■ Goal of the exercise: Every record must appear in your copy exactly as written, with no pictures.
-- Begin Given data --
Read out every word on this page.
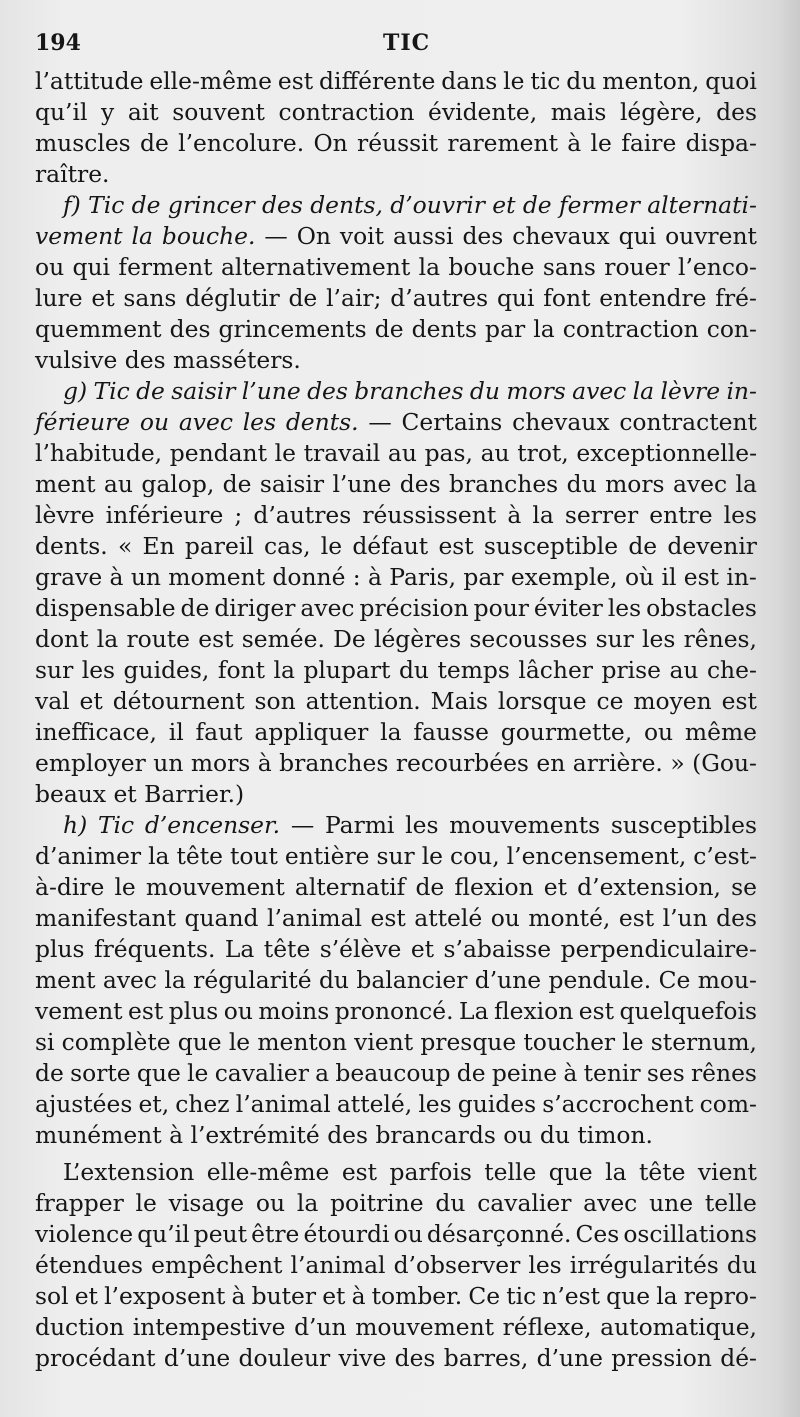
194	TIC
l’attitude elle-même est différente dans le tic du menton, quoi
qu’il y ait souvent contraction évidente, mais légère, des
muscles de l’encolure. On réussit rarement à le faire dispa-
raître.

f) Tic de grincer des dents, d’ouvrir et de fermer alternati-
vement la bouche. — On voit aussi des chevaux qui ouvrent
ou qui ferment alternativement la bouche sans rouer l’enco-
lure et sans déglutir de l’air; d’autres qui font entendre fré-
quemment des grincements de dents par la contraction con-
vulsive
des
masséters.

g) Tic de saisir l’une des branches du mors avec la lèvre in-
férieure ou avec les dents. — Certains chevaux contractent
l’habitude, pendant le travail au pas, au trot, exceptionnelle-
ment au galop, de saisir l’une des branches du mors avec la
lèvre inférieure ; d’autres réussissent à la serrer entre les
dents. « En pareil cas, le défaut est susceptible de devenir
grave à un moment donné : à Paris, par exemple, où il est in-
dispensable de diriger avec précision pour éviter les obstacles
dont la route est semée. De légères secousses sur les rênes,
sur les guides, font la plupart du temps lâcher prise au che-
val et détournent son attention. Mais lorsque ce moyen est
inefficace, il faut appliquer la fausse gourmette, ou même
employer un mors à branches recourbées en arrière. » (Gou-
beaux
et
Barrier.)

h) Tic d’encenser. — Parmi les mouvements susceptibles
d’animer la tête tout entière sur le cou, l’encensement, c’est-
à-dire le mouvement alternatif de flexion et d’extension, se
manifestant quand l’animal est attelé ou monté, est l’un des
plus fréquents. La tête s’élève et s’abaisse perpendiculaire-
ment avec la régularité du balancier d’une pendule. Ce mou-
vement est plus ou moins prononcé. La flexion est quelquefois
si complète que le menton vient presque toucher le sternum,
de sorte que le cavalier a beaucoup de peine à tenir ses rênes
ajustées et, chez l’animal attelé, les guides s’accrochent com-
munément
à
l’extrémité
des
brancards
ou
du
timon.

L’extension elle-même est parfois telle que la tête vient
frapper le visage ou la poitrine du cavalier avec une telle
violence qu’il peut être étourdi ou désarçonné. Ces oscillations
étendues empêchent l’animal d’observer les irrégularités du
sol et l’exposent à buter et à tomber. Ce tic n’est que la repro-
duction intempestive d’un mouvement réflexe, automatique,
procédant d’une douleur vive des barres, d’une pression dé-
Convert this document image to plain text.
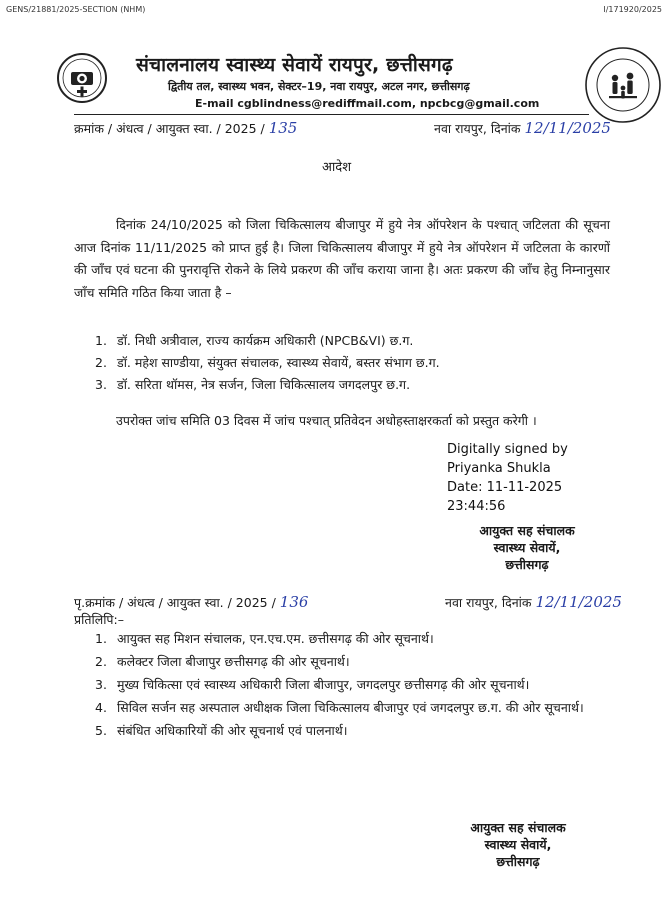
GENS/21881/2025-SECTION (NHM)	I/171920/2025
संचालनालय स्वास्थ्य सेवायें रायपुर, छत्तीसगढ़
द्वितीय तल, स्वास्थ्य भवन, सेक्टर–19, नवा रायपुर, अटल नगर, छत्तीसगढ़
E-mail cgblindness@rediffmail.com, npcbcg@gmail.com
क्रमांक / अंधत्व / आयुक्त स्वा. / 2025 / 135	नवा रायपुर, दिनांक 12/11/2025
आदेश
दिनांक 24/10/2025 को जिला चिकित्सालय बीजापुर में हुये नेत्र ऑपरेशन के पश्चात् जटिलता की सूचना आज दिनांक 11/11/2025 को प्राप्त हुई है। जिला चिकित्सालय बीजापुर में हुये नेत्र ऑपरेशन में जटिलता के कारणों की जाँच एवं घटना की पुनरावृत्ति रोकने के लिये प्रकरण की जाँच कराया जाना है। अतः प्रकरण की जाँच हेतु निम्नानुसार जाँच समिति गठित किया जाता है –
1. डॉ. निधी अत्रीवाल, राज्य कार्यक्रम अधिकारी (NPCB&VI) छ.ग.
2. डॉ. महेश साण्डीया, संयुक्त संचालक, स्वास्थ्य सेवायें, बस्तर संभाग छ.ग.
3. डॉ. सरिता थॉमस, नेत्र सर्जन, जिला चिकित्सालय जगदलपुर छ.ग.
उपरोक्त जांच समिति 03 दिवस में जांच पश्चात् प्रतिवेदन अधोहस्ताक्षरकर्ता को प्रस्तुत करेगी ।
Digitally signed by
Priyanka Shukla
Date: 11-11-2025
23:44:56
आयुक्त सह संचालक
स्वास्थ्य सेवायें,
छत्तीसगढ़
पृ.क्रमांक / अंधत्व / आयुक्त स्वा. / 2025 / 136	नवा रायपुर, दिनांक 12/11/2025
प्रतिलिपि:–
1. आयुक्त सह मिशन संचालक, एन.एच.एम. छत्तीसगढ़ की ओर सूचनार्थ।
2. कलेक्टर जिला बीजापुर छत्तीसगढ़ की ओर सूचनार्थ।
3. मुख्य चिकित्सा एवं स्वास्थ्य अधिकारी जिला बीजापुर, जगदलपुर छत्तीसगढ़ की ओर सूचनार्थ।
4. सिविल सर्जन सह अस्पताल अधीक्षक जिला चिकित्सालय बीजापुर एवं जगदलपुर छ.ग. की ओर सूचनार्थ।
5. संबंधित अधिकारियों की ओर सूचनार्थ एवं पालनार्थ।
आयुक्त सह संचालक
स्वास्थ्य सेवायें,
छत्तीसगढ़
-- End Given data --
■ Result for this task:
Read out every word on this page.
194	TIC
l’attitude elle-même est différente dans le tic du menton, quoi
qu’il y ait souvent contraction évidente, mais légère, des
muscles de l’encolure. On réussit rarement à le faire dispa-
raître.

f) Tic de grincer des dents, d’ouvrir et de fermer alternati-
vement la bouche. — On voit aussi des chevaux qui ouvrent
ou qui ferment alternativement la bouche sans rouer l’enco-
lure et sans déglutir de l’air; d’autres qui font entendre fré-
quemment des grincements de dents par la contraction con-
vulsive
des
masséters.

g) Tic de saisir l’une des branches du mors avec la lèvre in-
férieure ou avec les dents. — Certains chevaux contractent
l’habitude, pendant le travail au pas, au trot, exceptionnelle-
ment au galop, de saisir l’une des branches du mors avec la
lèvre inférieure ; d’autres réussissent à la serrer entre les
dents. « En pareil cas, le défaut est susceptible de devenir
grave à un moment donné : à Paris, par exemple, où il est in-
dispensable de diriger avec précision pour éviter les obstacles
dont la route est semée. De légères secousses sur les rênes,
sur les guides, font la plupart du temps lâcher prise au che-
val et détournent son attention. Mais lorsque ce moyen est
inefficace, il faut appliquer la fausse gourmette, ou même
employer un mors à branches recourbées en arrière. » (Gou-
beaux
et
Barrier.)

h) Tic d’encenser. — Parmi les mouvements susceptibles
d’animer la tête tout entière sur le cou, l’encensement, c’est-
à-dire le mouvement alternatif de flexion et d’extension, se
manifestant quand l’animal est attelé ou monté, est l’un des
plus fréquents. La tête s’élève et s’abaisse perpendiculaire-
ment avec la régularité du balancier d’une pendule. Ce mou-
vement est plus ou moins prononcé. La flexion est quelquefois
si complète que le menton vient presque toucher le sternum,
de sorte que le cavalier a beaucoup de peine à tenir ses rênes
ajustées et, chez l’animal attelé, les guides s’accrochent com-
munément
à
l’extrémité
des
brancards
ou
du
timon.

L’extension elle-même est parfois telle que la tête vient
frapper le visage ou la poitrine du cavalier avec une telle
violence qu’il peut être étourdi ou désarçonné. Ces oscillations
étendues empêchent l’animal d’observer les irrégularités du
sol et l’exposent à buter et à tomber. Ce tic n’est que la repro-
duction intempestive d’un mouvement réflexe, automatique,
procédant d’une douleur vive des barres, d’une pression dé-
Convert this document image to plain text.
GENS/21881/2025-SECTION (NHM)	I/171920/2025
संचालनालय स्वास्थ्य सेवायें रायपुर, छत्तीसगढ़
द्वितीय तल, स्वास्थ्य भवन, सेक्टर–19, नवा रायपुर, अटल नगर, छत्तीसगढ़
E-mail cgblindness@rediffmail.com, npcbcg@gmail.com
क्रमांक / अंधत्व / आयुक्त स्वा. / 2025 / 135	नवा रायपुर, दिनांक 12/11/2025
आदेश
दिनांक 24/10/2025 को जिला चिकित्सालय बीजापुर में हुये नेत्र ऑपरेशन के पश्चात् जटिलता की सूचना आज दिनांक 11/11/2025 को प्राप्त हुई है। जिला चिकित्सालय बीजापुर में हुये नेत्र ऑपरेशन में जटिलता के कारणों की जाँच एवं घटना की पुनरावृत्ति रोकने के लिये प्रकरण की जाँच कराया जाना है। अतः प्रकरण की जाँच हेतु निम्नानुसार जाँच समिति गठित किया जाता है –
1. डॉ. निधी अत्रीवाल, राज्य कार्यक्रम अधिकारी (NPCB&VI) छ.ग.
2. डॉ. महेश साण्डीया, संयुक्त संचालक, स्वास्थ्य सेवायें, बस्तर संभाग छ.ग.
3. डॉ. सरिता थॉमस, नेत्र सर्जन, जिला चिकित्सालय जगदलपुर छ.ग.
उपरोक्त जांच समिति 03 दिवस में जांच पश्चात् प्रतिवेदन अधोहस्ताक्षरकर्ता को प्रस्तुत करेगी ।
Digitally signed by
Priyanka Shukla
Date: 11-11-2025
23:44:56
आयुक्त सह संचालक
स्वास्थ्य सेवायें,
छत्तीसगढ़
पृ.क्रमांक / अंधत्व / आयुक्त स्वा. / 2025 / 136	नवा रायपुर, दिनांक 12/11/2025
प्रतिलिपि:–
1. आयुक्त सह मिशन संचालक, एन.एच.एम. छत्तीसगढ़ की ओर सूचनार्थ।
2. कलेक्टर जिला बीजापुर छत्तीसगढ़ की ओर सूचनार्थ।
3. मुख्य चिकित्सा एवं स्वास्थ्य अधिकारी जिला बीजापुर, जगदलपुर छत्तीसगढ़ की ओर सूचनार्थ।
4. सिविल सर्जन सह अस्पताल अधीक्षक जिला चिकित्सालय बीजापुर एवं जगदलपुर छ.ग. की ओर सूचनार्थ।
5. संबंधित अधिकारियों की ओर सूचनार्थ एवं पालनार्थ।
आयुक्त सह संचालक
स्वास्थ्य सेवायें,
छत्तीसगढ़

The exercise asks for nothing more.